(Stored data entries)

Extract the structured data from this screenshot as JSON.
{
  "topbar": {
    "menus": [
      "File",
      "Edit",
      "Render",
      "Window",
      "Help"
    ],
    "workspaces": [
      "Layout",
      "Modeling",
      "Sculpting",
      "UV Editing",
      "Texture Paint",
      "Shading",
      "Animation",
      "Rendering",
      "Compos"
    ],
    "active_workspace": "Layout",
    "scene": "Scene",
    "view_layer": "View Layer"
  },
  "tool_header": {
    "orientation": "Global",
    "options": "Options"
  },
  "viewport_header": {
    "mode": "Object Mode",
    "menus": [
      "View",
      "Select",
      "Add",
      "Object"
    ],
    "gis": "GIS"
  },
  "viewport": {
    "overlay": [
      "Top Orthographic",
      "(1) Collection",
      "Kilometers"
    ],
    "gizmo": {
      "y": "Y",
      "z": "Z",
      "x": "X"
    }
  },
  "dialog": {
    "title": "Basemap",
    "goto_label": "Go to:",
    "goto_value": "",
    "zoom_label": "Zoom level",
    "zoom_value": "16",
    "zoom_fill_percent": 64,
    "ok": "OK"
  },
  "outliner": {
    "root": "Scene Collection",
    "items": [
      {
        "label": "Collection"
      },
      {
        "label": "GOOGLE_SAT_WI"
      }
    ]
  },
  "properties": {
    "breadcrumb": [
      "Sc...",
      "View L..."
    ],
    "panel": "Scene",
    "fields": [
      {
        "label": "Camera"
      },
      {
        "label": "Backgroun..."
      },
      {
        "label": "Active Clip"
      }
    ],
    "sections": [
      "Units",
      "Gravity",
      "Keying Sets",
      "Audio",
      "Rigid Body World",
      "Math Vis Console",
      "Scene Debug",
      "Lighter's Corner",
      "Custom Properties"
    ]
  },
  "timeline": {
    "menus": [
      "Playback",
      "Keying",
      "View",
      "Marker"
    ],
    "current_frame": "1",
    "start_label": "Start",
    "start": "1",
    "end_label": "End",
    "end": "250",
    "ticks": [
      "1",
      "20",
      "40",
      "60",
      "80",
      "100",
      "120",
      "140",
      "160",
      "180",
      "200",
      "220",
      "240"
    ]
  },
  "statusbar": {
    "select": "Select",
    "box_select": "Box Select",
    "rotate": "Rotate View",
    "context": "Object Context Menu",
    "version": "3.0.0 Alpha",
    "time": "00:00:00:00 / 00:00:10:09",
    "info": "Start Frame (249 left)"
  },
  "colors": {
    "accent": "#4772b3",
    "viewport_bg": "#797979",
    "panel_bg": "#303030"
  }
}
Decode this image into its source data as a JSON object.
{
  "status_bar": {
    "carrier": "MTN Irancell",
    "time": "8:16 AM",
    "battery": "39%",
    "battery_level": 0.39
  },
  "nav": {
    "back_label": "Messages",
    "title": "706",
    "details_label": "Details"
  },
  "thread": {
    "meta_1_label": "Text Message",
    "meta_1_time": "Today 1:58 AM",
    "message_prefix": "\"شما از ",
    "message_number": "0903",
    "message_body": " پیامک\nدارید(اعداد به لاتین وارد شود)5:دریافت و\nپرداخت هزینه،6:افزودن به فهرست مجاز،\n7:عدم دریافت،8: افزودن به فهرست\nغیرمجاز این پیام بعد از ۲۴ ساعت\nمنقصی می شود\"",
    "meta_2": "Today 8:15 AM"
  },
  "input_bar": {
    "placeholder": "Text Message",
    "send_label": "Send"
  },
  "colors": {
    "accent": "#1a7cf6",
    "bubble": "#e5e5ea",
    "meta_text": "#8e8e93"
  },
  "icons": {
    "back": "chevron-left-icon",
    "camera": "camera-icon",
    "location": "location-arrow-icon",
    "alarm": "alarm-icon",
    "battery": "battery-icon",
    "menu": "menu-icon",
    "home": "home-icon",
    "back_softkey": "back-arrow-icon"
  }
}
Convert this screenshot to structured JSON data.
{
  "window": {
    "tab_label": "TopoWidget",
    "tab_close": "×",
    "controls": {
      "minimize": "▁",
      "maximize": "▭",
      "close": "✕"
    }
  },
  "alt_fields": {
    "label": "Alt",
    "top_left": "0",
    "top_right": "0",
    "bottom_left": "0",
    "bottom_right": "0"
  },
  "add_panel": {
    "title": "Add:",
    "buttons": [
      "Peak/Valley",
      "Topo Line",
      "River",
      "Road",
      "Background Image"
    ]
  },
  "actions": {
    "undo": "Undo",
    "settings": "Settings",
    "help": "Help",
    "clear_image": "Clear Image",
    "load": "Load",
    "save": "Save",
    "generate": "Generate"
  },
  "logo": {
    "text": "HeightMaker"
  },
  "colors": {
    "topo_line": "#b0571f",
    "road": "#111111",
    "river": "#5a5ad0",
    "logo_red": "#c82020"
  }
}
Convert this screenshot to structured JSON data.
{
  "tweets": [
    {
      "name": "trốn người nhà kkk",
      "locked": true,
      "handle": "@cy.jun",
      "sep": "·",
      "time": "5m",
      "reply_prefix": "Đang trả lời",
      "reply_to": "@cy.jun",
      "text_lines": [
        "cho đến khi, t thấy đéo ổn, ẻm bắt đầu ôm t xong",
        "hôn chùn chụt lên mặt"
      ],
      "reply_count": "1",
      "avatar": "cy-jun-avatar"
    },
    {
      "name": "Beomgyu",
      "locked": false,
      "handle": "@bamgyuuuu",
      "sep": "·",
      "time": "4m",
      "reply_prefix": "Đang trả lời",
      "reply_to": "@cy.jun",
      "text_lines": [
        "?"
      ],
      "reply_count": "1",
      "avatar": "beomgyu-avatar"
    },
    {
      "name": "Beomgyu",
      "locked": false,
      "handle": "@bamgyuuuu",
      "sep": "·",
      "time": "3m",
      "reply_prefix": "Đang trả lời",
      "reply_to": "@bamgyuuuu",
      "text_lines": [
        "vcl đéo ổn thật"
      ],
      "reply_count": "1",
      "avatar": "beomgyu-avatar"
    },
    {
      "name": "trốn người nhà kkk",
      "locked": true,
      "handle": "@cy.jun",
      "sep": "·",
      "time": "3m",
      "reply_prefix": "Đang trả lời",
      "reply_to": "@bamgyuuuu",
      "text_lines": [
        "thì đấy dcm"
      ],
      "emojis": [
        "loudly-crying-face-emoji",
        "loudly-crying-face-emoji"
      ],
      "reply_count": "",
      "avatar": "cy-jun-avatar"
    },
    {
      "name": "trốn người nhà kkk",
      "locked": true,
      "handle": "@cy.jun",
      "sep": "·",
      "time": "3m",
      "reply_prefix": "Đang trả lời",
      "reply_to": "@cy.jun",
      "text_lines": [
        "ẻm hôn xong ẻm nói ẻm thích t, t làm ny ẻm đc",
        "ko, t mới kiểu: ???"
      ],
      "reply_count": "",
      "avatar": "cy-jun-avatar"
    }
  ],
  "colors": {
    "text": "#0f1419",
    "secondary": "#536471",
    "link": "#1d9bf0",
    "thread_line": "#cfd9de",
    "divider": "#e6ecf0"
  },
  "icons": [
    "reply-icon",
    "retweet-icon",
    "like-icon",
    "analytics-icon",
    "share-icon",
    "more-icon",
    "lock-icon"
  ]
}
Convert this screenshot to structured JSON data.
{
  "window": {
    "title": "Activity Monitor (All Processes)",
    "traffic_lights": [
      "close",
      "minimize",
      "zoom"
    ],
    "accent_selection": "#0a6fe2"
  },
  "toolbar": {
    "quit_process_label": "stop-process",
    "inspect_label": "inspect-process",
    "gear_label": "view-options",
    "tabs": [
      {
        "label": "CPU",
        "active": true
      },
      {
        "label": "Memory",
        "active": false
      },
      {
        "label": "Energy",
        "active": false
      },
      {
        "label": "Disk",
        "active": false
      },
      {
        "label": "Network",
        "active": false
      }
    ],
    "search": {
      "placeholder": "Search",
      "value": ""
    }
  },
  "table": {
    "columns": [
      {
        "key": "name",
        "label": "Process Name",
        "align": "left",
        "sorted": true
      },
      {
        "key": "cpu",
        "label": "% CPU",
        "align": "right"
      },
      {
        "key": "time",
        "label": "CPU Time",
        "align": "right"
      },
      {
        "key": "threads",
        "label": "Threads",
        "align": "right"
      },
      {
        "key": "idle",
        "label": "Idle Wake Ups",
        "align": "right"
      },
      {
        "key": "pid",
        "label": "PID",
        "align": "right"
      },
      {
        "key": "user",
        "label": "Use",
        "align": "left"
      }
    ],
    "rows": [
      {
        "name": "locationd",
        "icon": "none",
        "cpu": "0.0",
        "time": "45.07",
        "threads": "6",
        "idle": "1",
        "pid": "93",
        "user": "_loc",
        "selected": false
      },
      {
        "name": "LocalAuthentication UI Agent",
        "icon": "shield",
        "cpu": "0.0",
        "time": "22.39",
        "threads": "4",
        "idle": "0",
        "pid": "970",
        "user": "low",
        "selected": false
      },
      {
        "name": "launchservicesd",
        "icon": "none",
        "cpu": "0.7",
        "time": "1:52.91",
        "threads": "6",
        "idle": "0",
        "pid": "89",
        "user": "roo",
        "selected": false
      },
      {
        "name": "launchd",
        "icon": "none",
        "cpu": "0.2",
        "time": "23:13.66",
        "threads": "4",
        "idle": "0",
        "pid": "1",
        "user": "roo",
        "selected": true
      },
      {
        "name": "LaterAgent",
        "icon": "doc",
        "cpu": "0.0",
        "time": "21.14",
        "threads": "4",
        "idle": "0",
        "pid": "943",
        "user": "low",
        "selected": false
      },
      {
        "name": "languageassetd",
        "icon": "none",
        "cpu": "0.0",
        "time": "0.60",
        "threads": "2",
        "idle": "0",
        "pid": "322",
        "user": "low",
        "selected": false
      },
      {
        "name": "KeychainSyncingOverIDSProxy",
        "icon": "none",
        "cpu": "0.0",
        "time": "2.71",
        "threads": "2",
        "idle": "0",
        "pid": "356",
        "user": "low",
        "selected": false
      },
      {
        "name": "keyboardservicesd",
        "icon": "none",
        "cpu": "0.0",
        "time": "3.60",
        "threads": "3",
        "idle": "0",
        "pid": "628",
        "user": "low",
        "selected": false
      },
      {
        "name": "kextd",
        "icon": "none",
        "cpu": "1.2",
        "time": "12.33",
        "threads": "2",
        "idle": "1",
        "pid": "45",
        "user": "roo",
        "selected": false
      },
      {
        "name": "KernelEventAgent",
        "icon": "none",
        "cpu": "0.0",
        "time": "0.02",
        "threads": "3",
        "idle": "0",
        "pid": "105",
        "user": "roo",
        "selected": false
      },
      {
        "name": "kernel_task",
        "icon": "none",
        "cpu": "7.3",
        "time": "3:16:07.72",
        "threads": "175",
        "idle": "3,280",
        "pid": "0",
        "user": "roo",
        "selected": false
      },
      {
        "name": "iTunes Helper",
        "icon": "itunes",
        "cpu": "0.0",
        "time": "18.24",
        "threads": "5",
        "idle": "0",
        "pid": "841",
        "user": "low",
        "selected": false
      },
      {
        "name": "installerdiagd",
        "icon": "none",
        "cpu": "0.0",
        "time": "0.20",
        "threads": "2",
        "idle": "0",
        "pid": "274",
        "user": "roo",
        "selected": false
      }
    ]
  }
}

INSTRUCTIONS TO FOLLOW: Identify the lines of the data that contain the word "Scene". Copy each of them.

FINISHED TASK:
    "scene": "Scene",
    "root": "Scene Collection",
    "panel": "Scene",
      "Scene Debug",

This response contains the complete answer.